• **Supplied text**
▼▼▼

How SNAT port allocation impacts your Azure services and what to do about it

SNAT (Source Network Address Translation) is the process where private IP addresses from the outbound connections of your Azure services are translated into a public IP address. This enable access to the public internet while preserving fully private internal IP addresses within your Azure environment.

With an app service in Azure you have a limited allocation of available SNAT ports. This means that if you app requires more SNAT ports than the default allocation, outbound connections may be dropped, resulting in various 5xx errors. By default, the number of pre-allocated SNAT ports on an app service is 128 per instance.

It’s important to note that SNAT port consumption is based on connections to the same address and port, and is not an issue if you are doing outbound connections to lots of different addresses.

Within an App Service, an internal load balancer manages SNAT port allocation and reclaims ports from closed connections after a four-minute timeout. However, a sudden surge in outbound connections within a short timeframe can lead to port exhaustion, as the available ports may be insufficient to handle the increased demand.

When planning your solutions you have to consider scenarios where many users may access your application simultaneously. If this is a common usage pattern for your app, you need to plan for the possibility to encounter this issue. I’ve experienced this issue first hand, and when it occurs, it’s often hard to identify the cause, even to recognize that it is port exhaustion that is the underlying problem. Luckily Microsoft has created several dashboard to help us with this issue under the Diagnose and solve problems tools in Azure. In the below screenshot you will see charts for available and used ports which gives a good indication of your current situation.

▲▲▲

• **Supplied material**
▼▼▼

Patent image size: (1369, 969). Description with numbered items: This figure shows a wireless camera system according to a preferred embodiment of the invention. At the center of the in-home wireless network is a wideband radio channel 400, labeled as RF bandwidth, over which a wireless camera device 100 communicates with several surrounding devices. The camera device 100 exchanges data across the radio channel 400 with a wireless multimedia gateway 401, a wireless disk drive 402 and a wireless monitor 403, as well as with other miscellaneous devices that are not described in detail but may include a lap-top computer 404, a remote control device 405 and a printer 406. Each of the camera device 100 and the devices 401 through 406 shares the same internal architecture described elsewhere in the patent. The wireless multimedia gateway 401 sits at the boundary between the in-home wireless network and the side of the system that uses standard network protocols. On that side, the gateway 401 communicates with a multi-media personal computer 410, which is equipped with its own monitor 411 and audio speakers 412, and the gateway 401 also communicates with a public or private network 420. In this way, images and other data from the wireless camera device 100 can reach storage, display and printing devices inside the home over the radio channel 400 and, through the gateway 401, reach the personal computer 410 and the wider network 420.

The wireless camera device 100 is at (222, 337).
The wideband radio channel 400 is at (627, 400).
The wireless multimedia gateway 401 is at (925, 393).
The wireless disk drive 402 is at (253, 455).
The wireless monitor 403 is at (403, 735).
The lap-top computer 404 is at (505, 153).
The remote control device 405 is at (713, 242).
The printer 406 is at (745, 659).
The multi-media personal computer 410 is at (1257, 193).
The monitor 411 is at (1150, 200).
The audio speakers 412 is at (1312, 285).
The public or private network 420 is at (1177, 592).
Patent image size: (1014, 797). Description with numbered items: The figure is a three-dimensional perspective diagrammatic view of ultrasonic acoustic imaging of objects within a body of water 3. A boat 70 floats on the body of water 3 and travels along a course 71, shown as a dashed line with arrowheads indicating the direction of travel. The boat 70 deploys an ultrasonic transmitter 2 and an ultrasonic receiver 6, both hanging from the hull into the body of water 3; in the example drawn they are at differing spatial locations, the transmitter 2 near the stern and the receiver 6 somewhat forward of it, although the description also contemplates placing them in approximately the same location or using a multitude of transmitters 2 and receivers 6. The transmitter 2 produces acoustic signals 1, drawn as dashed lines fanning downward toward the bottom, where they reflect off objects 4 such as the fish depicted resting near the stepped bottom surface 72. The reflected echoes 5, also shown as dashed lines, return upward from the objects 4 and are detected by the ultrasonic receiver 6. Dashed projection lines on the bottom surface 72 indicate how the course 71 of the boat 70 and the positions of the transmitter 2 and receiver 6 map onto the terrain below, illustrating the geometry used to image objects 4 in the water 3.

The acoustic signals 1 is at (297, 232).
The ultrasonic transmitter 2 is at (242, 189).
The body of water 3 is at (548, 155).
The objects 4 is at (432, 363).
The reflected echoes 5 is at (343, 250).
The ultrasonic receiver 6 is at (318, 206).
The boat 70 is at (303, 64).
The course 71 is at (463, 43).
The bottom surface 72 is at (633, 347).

▲▲▲

List every fact the SNAT text gives about how SNAT ports are allocated, consumed, or reclaimed in an Azure App Service. Answer from the SNAT text alone.

- An App Service has a limited allocation of available SNAT ports.
- By default, 128 SNAT ports are pre-allocated per instance.
- SNAT port consumption is based on connections to the same address and port.
- It is not an issue when outbound connections go to many different addresses.
- An internal load balancer manages SNAT port allocation.
- The load balancer reclaims ports from closed connections after a four-minute timeout.